▸ Selected excerpt:
Wednesday, February 28, 2007 A celebration of Canada through its poets, painters and composers. Programme Notes by Andrea Budgey
The relationship of artists to the natural environment is a rich and complex one, and this evening’s programme explores the reactions of a variety of Canadian artists both to landscape and to one another’s work painters are represented in the readings, and poets and composers in the musical repertoire. The poetry ranges from the late 19th century to the late 20th, while all the music dates from the last quarter-century.
John Burge (1961- ) Winter, for voice, flute, and piano (1995) John Burge is a composer, teacher, and pianist who has taught composition and analysis at Queen's University since 1987. He has received numerous commissions from organizations including Ottawa's Opera Lyra (The Master's House, 1984), Christ Church Cathedral in Vancouver (Mass for Prisoners of Conscience, 1987), and New Music Concerts (Interplay, 1989).
The theme is characterized by legato pairs of notes, descending suspension figures, and a rocking figure (in the first four notes of the flute); these elements, rhythmically and melodically transformed and expanded, provide the material for the six variations. At the climactic phrase, the flute and the left hand of the piano are in their most widely separated ranges, and brief rests in the vocal line combine with occasional staccato notes in the flute part to create the "chinks" for the light of the setting sun.
Stephen Chatman (1950- ) Shadow River, for voice, alto flute, English horn, bass clarinet, horn, and bassoon (1981) Born and trained in the United States, Stephen Chatman has been head of the composition division at the University of British Columbia since 1976. Shadow River dates from a period when his early style complex, virtuosic, and atonal was giving way to a more eclectic musical expression which includes simplified musical language, modality, and theatrical elements. It was commissioned for the Camerata d’Amici Woodwind Quintet, in Vancouver, and first performed in November of 1981. The text is by the Mohawk-English poet, Emily Pauline Johnson (1861-1913), also known as Tekahionwake (Mohawk for “double wampum”), a poet much in demand for performances in both Canada and England; her work combined a passion for Six Nations culture and oral tradition with a Victorian poetic sensibility and love of nature.
Mary Gardiner (1932- ) Zhawaninodin, for voices, percussion, and piano (1987) Composer, pianist, and educator Mary Gardiner is a former chair of the Association of Canadian Women Composers, and she has been active in the Canadian Music Centre, and as president of the Alliance for Canadian New Music Projects. Her music has been published, recorded, broadcast and performed across Canada and internationally; in 2002, Conservatory Canada released The Music of Mary Gardiner, the third CD in its "Canadian Composers" series, and the CMC and the Canadian League of Composers presented her with the 2003 "Friends of Canadian Music" Award in recognition of her exceptional commitment to Canadian music. Zhawaninodin (meaning “south wind” in Ojibway) is a setting of part of a epic poem entitled Malcolm’s Katie, by the Irish-Canadian poet Isabella Valancy Crawford (1850-1887). Crawford settled in Ontario with her family in 1857; she wrote poetry, novels and short stories for a variety of Canadian newspapers and magazines, but only one book, Old Spookses' Pass, Malcolm's Katie and Other Poems (1884), was published during her brief lifetime. Zhawaninodin was commissioned for the sesquicentennial celebrations of Victoria College. The work alternates sections in strict pulsing rhythm with highly atmospheric sections in free rhythm, in which both the singers and the pianist whisper the text. The singers are also required to play windchimes, shaker, and hand-drum, in an echo of the landscape and the Aboriginal culture which Crawford was attempting to evoke.

▸ To do:
Can you repeat the program notes word for word between "Wednesday, February 28, 2007" and "the last quarter-century.", inclusive?

▸ Dataset excerpt:
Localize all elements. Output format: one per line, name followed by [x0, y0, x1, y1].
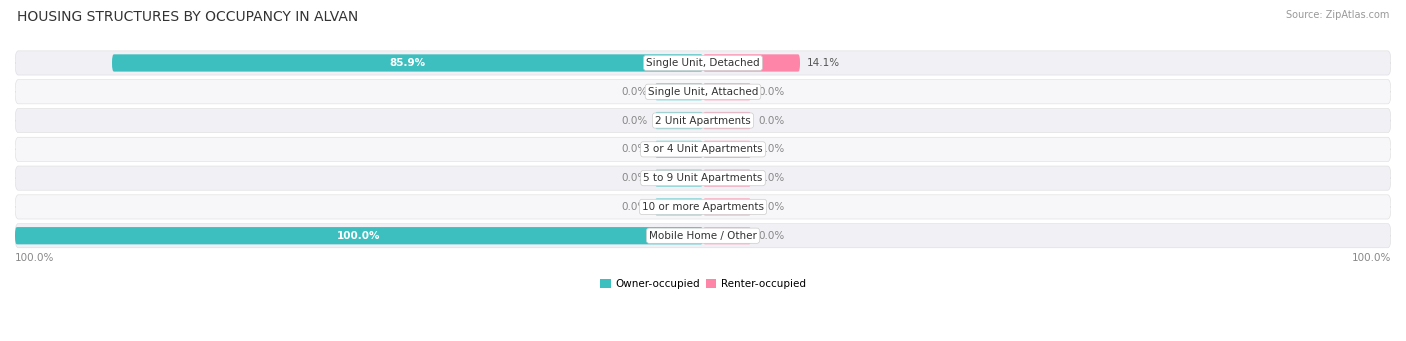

▸ Result of this task:
Wednesday, February 28, 2007 A celebration of Canada through its poets, painters and composers. Programme Notes by Andrea Budgey
The relationship of artists to the natural environment is a rich and complex one, and this evening’s programme explores the reactions of a variety of Canadian artists both to landscape and to one another’s work painters are represented in the readings, and poets and composers in the musical repertoire. The poetry ranges from the late 19th century to the late 20th, while all the music dates from the last quarter-century.